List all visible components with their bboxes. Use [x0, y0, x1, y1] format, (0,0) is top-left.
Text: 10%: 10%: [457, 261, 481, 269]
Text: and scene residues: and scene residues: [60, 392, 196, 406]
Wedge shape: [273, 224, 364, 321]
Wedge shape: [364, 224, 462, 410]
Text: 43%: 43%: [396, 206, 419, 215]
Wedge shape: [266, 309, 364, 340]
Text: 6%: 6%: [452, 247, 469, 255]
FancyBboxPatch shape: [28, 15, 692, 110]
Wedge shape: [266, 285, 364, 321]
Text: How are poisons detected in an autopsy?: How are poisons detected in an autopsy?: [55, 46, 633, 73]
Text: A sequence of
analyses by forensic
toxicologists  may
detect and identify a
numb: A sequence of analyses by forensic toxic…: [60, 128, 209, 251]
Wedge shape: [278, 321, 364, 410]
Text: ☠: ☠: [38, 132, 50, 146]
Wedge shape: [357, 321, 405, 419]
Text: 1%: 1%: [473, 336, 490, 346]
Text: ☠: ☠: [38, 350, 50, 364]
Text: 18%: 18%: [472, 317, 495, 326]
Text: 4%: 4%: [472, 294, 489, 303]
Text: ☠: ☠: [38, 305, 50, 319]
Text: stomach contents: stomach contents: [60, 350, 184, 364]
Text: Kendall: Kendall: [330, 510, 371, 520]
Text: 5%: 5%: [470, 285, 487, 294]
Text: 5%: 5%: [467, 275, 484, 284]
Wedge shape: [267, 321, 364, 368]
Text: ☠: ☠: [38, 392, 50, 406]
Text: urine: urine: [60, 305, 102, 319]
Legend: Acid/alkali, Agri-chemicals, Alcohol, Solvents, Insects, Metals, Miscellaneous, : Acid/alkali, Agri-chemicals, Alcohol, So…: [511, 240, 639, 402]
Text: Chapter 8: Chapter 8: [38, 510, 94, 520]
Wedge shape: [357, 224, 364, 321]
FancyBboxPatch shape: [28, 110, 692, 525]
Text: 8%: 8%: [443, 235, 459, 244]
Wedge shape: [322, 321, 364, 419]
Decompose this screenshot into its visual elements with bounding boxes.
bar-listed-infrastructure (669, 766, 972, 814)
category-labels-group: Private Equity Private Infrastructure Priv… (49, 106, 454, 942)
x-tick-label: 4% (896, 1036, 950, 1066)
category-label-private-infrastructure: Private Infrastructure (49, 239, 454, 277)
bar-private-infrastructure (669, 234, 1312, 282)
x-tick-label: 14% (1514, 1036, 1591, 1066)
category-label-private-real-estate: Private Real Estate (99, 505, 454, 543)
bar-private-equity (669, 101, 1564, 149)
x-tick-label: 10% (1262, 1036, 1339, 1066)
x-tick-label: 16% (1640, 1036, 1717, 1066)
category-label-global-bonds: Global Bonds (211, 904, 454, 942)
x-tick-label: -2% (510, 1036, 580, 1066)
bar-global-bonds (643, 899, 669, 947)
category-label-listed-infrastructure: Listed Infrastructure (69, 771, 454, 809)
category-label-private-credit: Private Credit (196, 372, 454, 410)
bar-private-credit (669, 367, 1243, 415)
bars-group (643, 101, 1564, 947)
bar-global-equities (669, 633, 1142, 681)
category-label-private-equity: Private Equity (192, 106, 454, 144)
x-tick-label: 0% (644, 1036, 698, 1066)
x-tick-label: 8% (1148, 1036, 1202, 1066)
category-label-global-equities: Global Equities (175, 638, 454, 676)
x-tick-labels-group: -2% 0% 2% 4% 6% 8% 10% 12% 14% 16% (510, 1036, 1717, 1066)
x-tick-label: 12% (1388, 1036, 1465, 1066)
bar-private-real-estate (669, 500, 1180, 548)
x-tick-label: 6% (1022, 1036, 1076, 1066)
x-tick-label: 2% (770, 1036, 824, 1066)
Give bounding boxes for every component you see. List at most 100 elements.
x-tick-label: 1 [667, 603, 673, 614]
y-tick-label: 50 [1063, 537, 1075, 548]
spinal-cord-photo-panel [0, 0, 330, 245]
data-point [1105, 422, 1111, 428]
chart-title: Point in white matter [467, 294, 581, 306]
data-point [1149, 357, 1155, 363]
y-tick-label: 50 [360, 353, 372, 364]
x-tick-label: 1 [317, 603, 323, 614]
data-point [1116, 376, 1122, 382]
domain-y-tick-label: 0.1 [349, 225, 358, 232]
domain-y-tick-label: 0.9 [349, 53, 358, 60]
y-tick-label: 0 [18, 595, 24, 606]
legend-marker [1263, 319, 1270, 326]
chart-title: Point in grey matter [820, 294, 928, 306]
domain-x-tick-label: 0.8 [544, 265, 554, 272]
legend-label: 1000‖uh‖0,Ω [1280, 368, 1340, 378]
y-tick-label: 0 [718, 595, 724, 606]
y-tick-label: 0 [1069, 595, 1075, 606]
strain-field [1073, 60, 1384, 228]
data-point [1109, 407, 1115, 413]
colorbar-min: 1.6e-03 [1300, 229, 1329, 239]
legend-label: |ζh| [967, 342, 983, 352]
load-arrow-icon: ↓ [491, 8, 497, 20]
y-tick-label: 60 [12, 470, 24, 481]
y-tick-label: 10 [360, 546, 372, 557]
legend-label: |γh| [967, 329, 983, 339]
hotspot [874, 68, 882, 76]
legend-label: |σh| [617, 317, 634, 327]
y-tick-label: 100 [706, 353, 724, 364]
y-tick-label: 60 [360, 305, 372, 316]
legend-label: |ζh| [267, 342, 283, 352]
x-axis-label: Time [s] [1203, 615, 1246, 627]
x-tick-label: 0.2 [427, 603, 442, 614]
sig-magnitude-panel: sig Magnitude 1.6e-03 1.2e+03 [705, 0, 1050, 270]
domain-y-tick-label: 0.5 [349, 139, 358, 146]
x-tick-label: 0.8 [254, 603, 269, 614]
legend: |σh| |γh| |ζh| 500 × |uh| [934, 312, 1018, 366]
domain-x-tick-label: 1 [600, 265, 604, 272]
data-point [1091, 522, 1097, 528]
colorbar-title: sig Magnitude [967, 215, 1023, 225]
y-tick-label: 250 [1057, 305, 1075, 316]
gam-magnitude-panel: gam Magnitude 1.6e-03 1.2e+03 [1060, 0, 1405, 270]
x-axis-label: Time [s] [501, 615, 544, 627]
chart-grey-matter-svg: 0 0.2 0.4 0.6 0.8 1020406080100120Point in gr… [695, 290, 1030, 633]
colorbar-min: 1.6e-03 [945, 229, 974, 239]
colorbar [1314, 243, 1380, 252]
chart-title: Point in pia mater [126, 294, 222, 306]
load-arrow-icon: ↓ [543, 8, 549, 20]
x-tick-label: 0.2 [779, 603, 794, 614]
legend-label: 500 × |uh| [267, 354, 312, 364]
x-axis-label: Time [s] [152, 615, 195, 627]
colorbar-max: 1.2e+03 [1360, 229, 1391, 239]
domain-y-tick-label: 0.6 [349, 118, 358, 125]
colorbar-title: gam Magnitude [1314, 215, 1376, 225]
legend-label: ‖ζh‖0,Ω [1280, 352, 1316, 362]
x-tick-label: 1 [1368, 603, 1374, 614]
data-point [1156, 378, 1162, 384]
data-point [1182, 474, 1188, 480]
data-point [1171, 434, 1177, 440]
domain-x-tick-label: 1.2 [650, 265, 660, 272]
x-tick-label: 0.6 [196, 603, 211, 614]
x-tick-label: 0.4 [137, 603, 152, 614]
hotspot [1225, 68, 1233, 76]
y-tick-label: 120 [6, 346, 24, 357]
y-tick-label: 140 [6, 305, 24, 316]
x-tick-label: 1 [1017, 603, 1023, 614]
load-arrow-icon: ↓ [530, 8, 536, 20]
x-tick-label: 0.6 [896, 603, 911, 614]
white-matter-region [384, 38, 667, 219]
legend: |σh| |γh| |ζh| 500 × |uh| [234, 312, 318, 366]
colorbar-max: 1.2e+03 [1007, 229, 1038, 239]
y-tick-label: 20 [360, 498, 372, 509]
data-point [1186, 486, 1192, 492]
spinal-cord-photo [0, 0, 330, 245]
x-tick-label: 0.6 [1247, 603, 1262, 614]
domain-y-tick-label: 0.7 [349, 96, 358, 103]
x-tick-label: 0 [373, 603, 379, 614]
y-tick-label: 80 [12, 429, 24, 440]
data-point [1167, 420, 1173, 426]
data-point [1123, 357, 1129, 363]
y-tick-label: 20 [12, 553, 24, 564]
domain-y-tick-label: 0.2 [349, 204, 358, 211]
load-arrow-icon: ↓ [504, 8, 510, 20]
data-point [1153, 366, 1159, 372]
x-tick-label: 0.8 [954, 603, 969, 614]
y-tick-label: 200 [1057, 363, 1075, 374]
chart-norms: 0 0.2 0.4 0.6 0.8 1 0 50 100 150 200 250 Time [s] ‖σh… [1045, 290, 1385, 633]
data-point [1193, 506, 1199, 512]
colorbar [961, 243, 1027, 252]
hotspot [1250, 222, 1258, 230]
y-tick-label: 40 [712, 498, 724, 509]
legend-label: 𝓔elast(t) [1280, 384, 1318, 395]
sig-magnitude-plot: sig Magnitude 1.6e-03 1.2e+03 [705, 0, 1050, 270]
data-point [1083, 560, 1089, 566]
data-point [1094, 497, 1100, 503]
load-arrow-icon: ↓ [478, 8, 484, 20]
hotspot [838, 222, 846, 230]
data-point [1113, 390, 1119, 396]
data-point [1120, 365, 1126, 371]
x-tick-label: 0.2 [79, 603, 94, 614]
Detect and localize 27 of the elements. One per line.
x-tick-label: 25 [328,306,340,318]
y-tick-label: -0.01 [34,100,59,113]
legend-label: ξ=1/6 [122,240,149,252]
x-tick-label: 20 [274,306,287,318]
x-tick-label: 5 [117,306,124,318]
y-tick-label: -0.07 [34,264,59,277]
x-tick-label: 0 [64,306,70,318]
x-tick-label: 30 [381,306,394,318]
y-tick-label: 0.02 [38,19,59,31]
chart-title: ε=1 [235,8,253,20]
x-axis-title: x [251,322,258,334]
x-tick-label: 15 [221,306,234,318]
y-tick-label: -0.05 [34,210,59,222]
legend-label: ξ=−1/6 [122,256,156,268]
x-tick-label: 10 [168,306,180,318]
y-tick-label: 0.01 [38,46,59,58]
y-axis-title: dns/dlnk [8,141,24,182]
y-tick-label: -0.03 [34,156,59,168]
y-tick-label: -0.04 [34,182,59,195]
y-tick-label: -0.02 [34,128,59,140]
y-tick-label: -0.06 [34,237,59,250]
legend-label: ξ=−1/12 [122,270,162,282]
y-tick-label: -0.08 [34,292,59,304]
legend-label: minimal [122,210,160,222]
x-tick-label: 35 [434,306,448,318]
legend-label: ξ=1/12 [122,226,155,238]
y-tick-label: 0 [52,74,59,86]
———
» What to work on
Put every line from the start of the records through the line containing "Text: urine: urine: [60, 305, 102, 319]", including that line, into a numbered list, leaving out blank lines. Include no other lines.

» Task solution
1. List all visible components with their bboxes. Use [x0, y0, x1, y1] format, (0,0) is top-left.
2. Text: 10%: 10%: [457, 261, 481, 269]
3. Text: and scene residues: and scene residues: [60, 392, 196, 406]
4. Wedge shape: [273, 224, 364, 321]
5. Wedge shape: [364, 224, 462, 410]
6. Text: 43%: 43%: [396, 206, 419, 215]
7. Wedge shape: [266, 309, 364, 340]
8. Text: 6%: 6%: [452, 247, 469, 255]
9. FancyBboxPatch shape: [28, 15, 692, 110]
10. Wedge shape: [266, 285, 364, 321]
11. Text: How are poisons detected in an autopsy?: How are poisons detected in an autopsy?: [55, 46, 633, 73]
12. Text: A sequence of
13. analyses by forensic
14. toxicologists  may
15. detect and identify a
16. numb: A sequence of analyses by forensic toxic…: [60, 128, 209, 251]
17. Wedge shape: [278, 321, 364, 410]
18. Text: ☠: ☠: [38, 132, 50, 146]
19. Wedge shape: [357, 321, 405, 419]
20. Text: 1%: 1%: [473, 336, 490, 346]
21. Text: ☠: ☠: [38, 350, 50, 364]
22. Text: 18%: 18%: [472, 317, 495, 326]
23. Text: 4%: 4%: [472, 294, 489, 303]
24. Text: ☠: ☠: [38, 305, 50, 319]
25. Text: stomach contents: stomach contents: [60, 350, 184, 364]
26. Text: Kendall: Kendall: [330, 510, 371, 520]
27. Text: 5%: 5%: [470, 285, 487, 294]
28. Text: 5%: 5%: [467, 275, 484, 284]
29. Wedge shape: [267, 321, 364, 368]
30. Text: ☠: ☠: [38, 392, 50, 406]
31. Text: urine: urine: [60, 305, 102, 319]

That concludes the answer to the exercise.